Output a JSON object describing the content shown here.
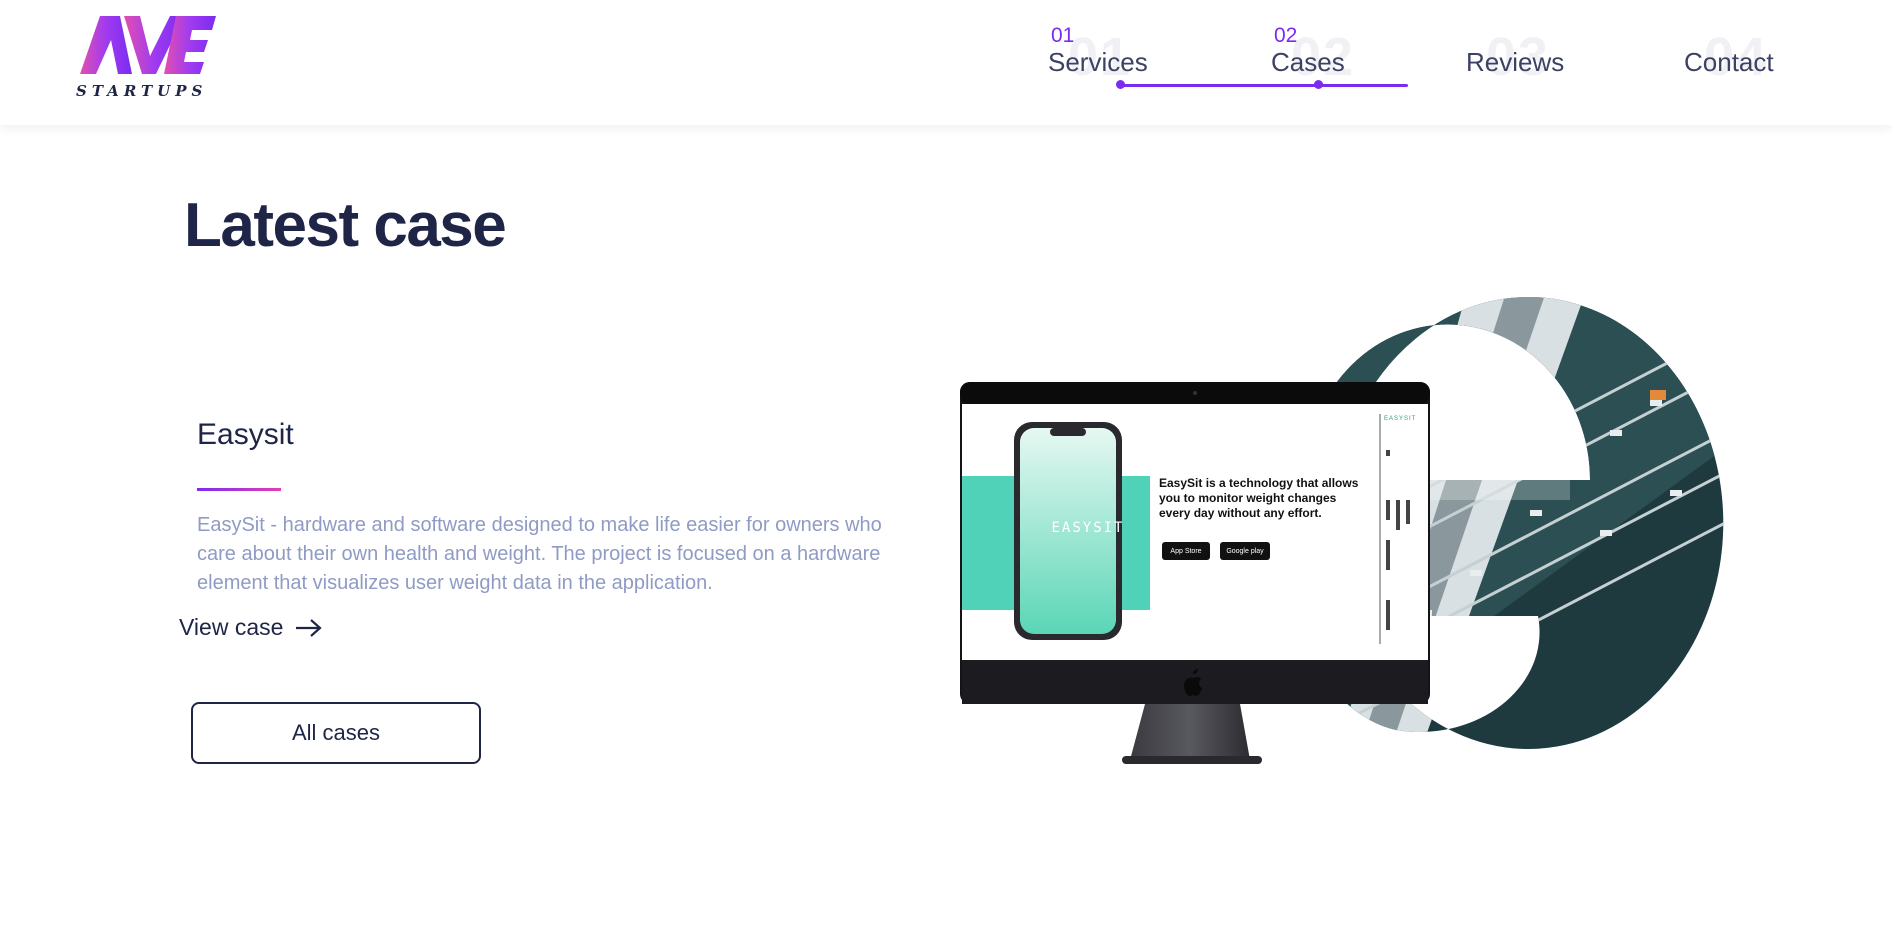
{
  "brand": {
    "logo_subtext": "STARTUPS"
  },
  "nav": [
    {
      "num": "01",
      "label": "Services",
      "bg": "01",
      "active": true
    },
    {
      "num": "02",
      "label": "Cases",
      "bg": "02",
      "active": true
    },
    {
      "num": "",
      "label": "Reviews",
      "bg": "03",
      "active": false
    },
    {
      "num": "",
      "label": "Contact",
      "bg": "04",
      "active": false
    }
  ],
  "main": {
    "title": "Latest case",
    "case_name": "Easysit",
    "case_description": "EasySit - hardware and software designed to make life easier for owners who care about their own health and weight. The project is focused on a hardware element that visualizes user weight data in the application.",
    "view_case_label": "View case",
    "all_cases_label": "All cases"
  },
  "mockup": {
    "phone_brand": "EASYSIT",
    "screen_tagline": "EasySit is a technology that allows you to monitor weight changes every day without any effort.",
    "app_store_label": "App Store",
    "google_play_label": "Google play",
    "mini_brand": "EASYSIT"
  },
  "colors": {
    "accent": "#7b2cf0",
    "gradient_end": "#e23fb5",
    "navy": "#1f2547",
    "muted_text": "#8f9bc4",
    "teal": "#4fd2b8"
  }
}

# Exercise description
Without the pictures, retype the whole of the material above exactly.

# Output of the exercise
Output a JSON object describing the content shown here.
{
  "brand": {
    "logo_subtext": "STARTUPS"
  },
  "nav": [
    {
      "num": "01",
      "label": "Services",
      "bg": "01",
      "active": true
    },
    {
      "num": "02",
      "label": "Cases",
      "bg": "02",
      "active": true
    },
    {
      "num": "",
      "label": "Reviews",
      "bg": "03",
      "active": false
    },
    {
      "num": "",
      "label": "Contact",
      "bg": "04",
      "active": false
    }
  ],
  "main": {
    "title": "Latest case",
    "case_name": "Easysit",
    "case_description": "EasySit - hardware and software designed to make life easier for owners who care about their own health and weight. The project is focused on a hardware element that visualizes user weight data in the application.",
    "view_case_label": "View case",
    "all_cases_label": "All cases"
  },
  "mockup": {
    "phone_brand": "EASYSIT",
    "screen_tagline": "EasySit is a technology that allows you to monitor weight changes every day without any effort.",
    "app_store_label": "App Store",
    "google_play_label": "Google play",
    "mini_brand": "EASYSIT"
  },
  "colors": {
    "accent": "#7b2cf0",
    "gradient_end": "#e23fb5",
    "navy": "#1f2547",
    "muted_text": "#8f9bc4",
    "teal": "#4fd2b8"
  }
}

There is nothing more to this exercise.